WHAT YOU NEED TO DO ▸
Among the records below, find each line that includes the string "Long" and copy it.

** BEGIN **

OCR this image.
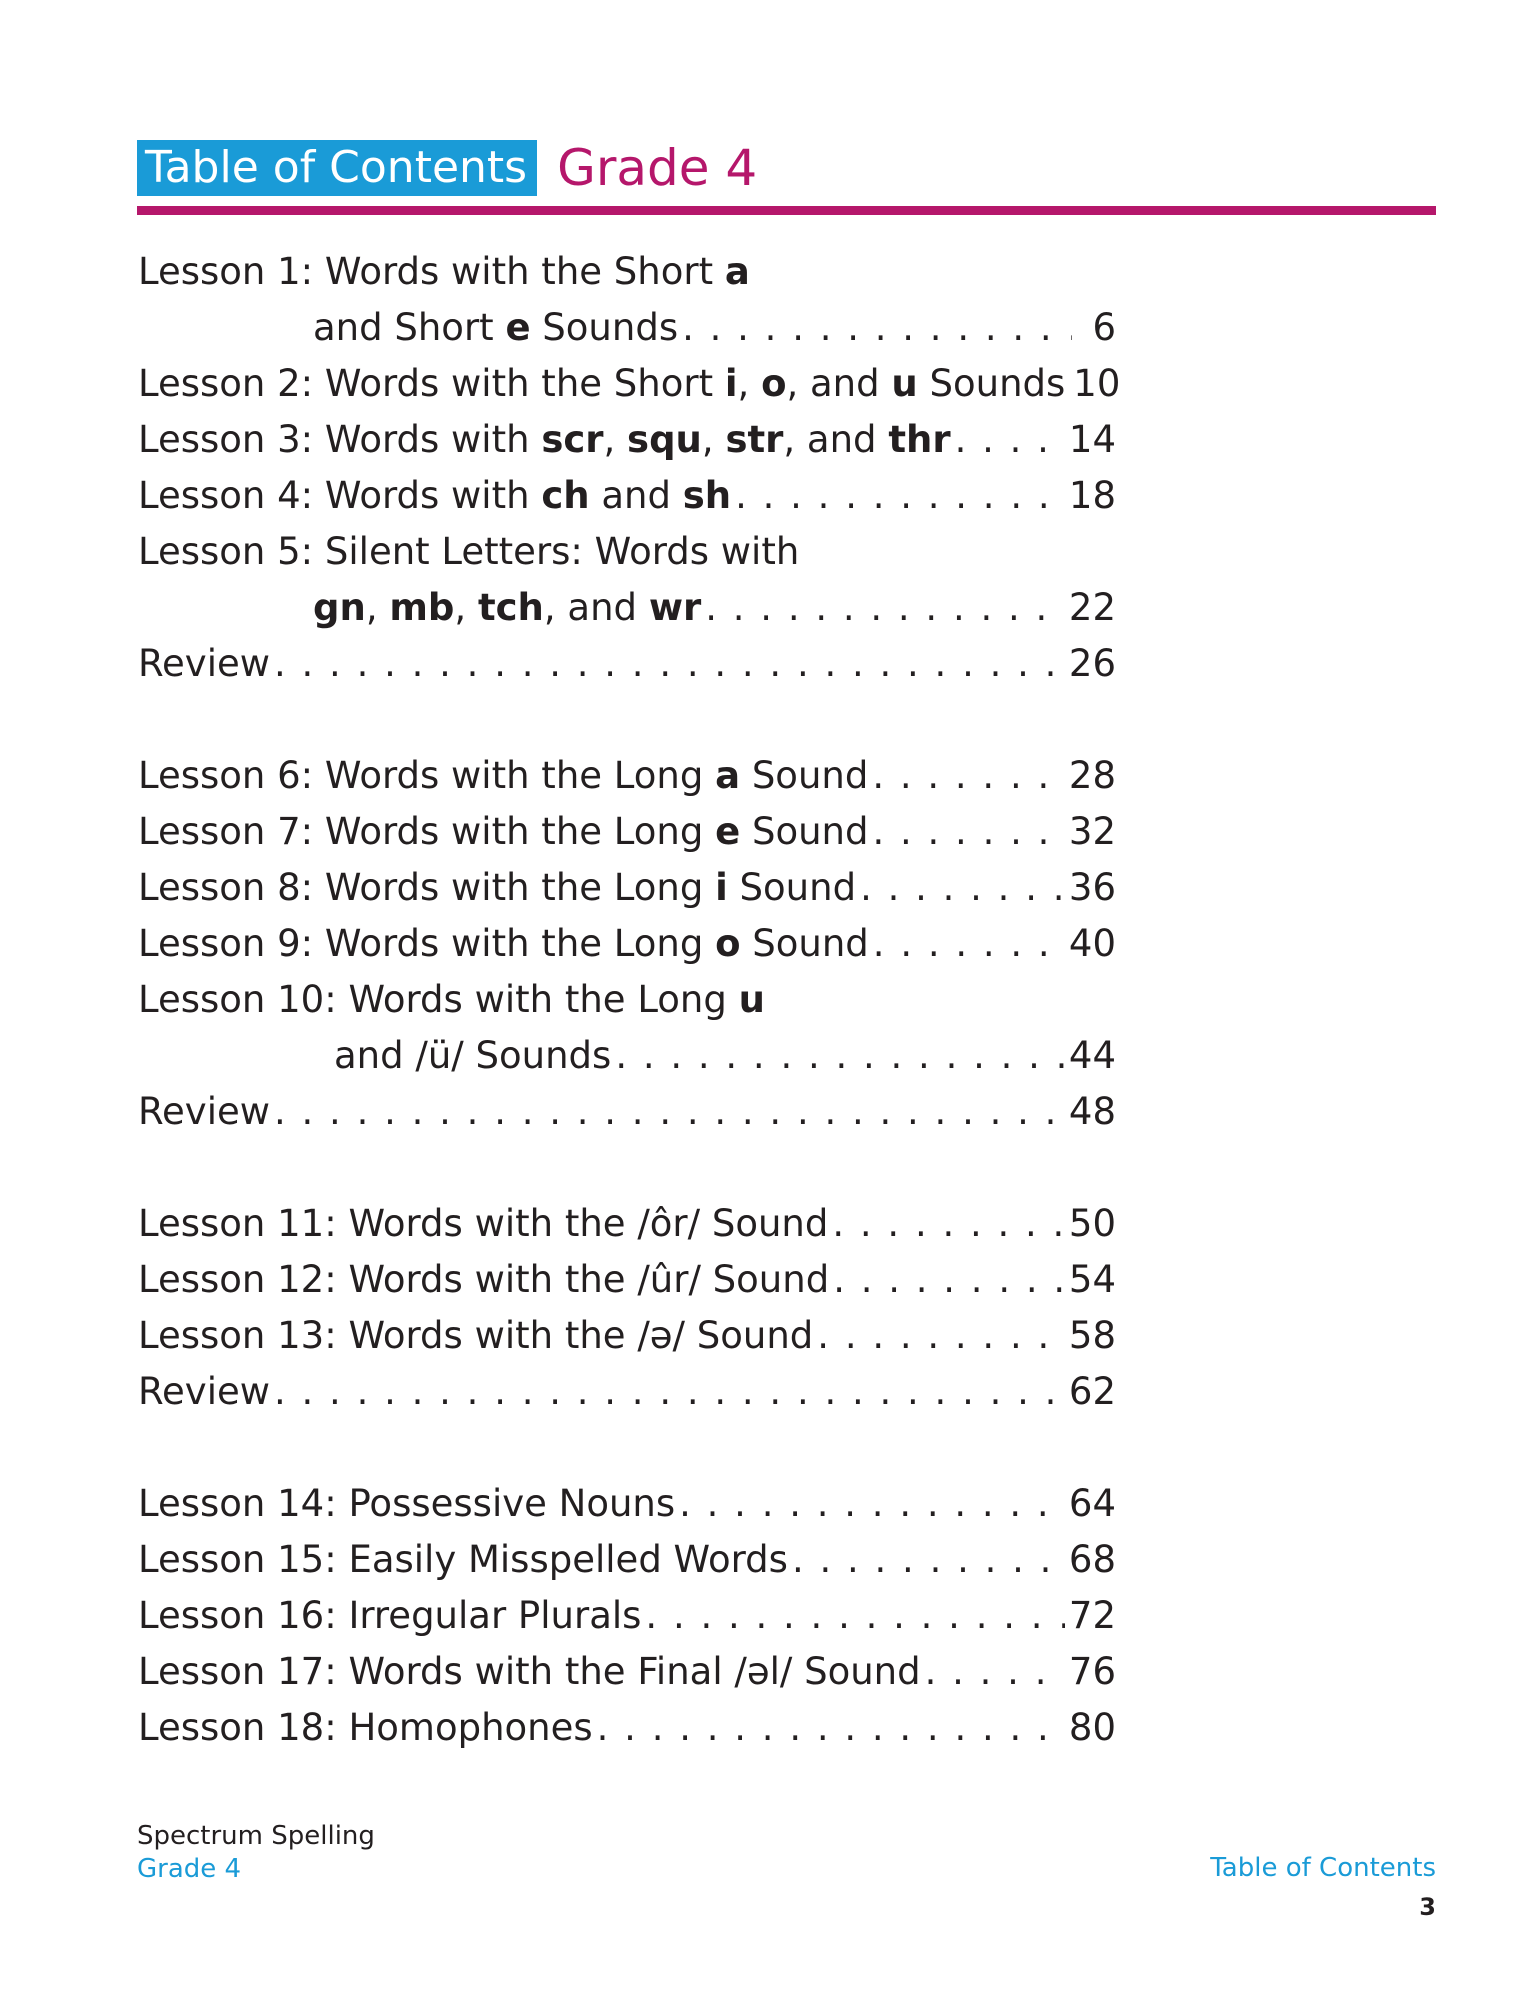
Table of Contents Grade 4
Lesson 1: Words with the Short a
and Short e Sounds . . .	6
Lesson 2: Words with the Short i, o, and u Sounds 10
Lesson 3: Words with scr, squ, str, and thr . . .	14
Lesson 4: Words with ch and sh . . .	18
Lesson 5: Silent Letters: Words with
gn, mb, tch, and wr . . .	22
Review . . .	26
Lesson 6: Words with the Long a Sound . . .	28
Lesson 7: Words with the Long e Sound . . .	32
Lesson 8: Words with the Long i Sound . . .	36
Lesson 9: Words with the Long o Sound . . .	40
Lesson 10: Words with the Long u
and /ü/ Sounds . . .	44
Review . . .	48
Lesson 11: Words with the /ôr/ Sound . . .	50
Lesson 12: Words with the /ûr/ Sound . . .	54
Lesson 13: Words with the /ə/ Sound . . .	58
Review . . .	62
Lesson 14: Possessive Nouns . . .	64
Lesson 15: Easily Misspelled Words . . .	68
Lesson 16: Irregular Plurals . . .	72
Lesson 17: Words with the Final /əl/ Sound . . .	76
Lesson 18: Homophones . . .	80
Spectrum Spelling
Grade 4	Table of Contents
3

** END **

FULL SOLUTION ▸
Lesson 6: Words with the Long a Sound . . .	28
Lesson 7: Words with the Long e Sound . . .	32
Lesson 8: Words with the Long i Sound . . .	36
Lesson 9: Words with the Long o Sound . . .	40
Lesson 10: Words with the Long u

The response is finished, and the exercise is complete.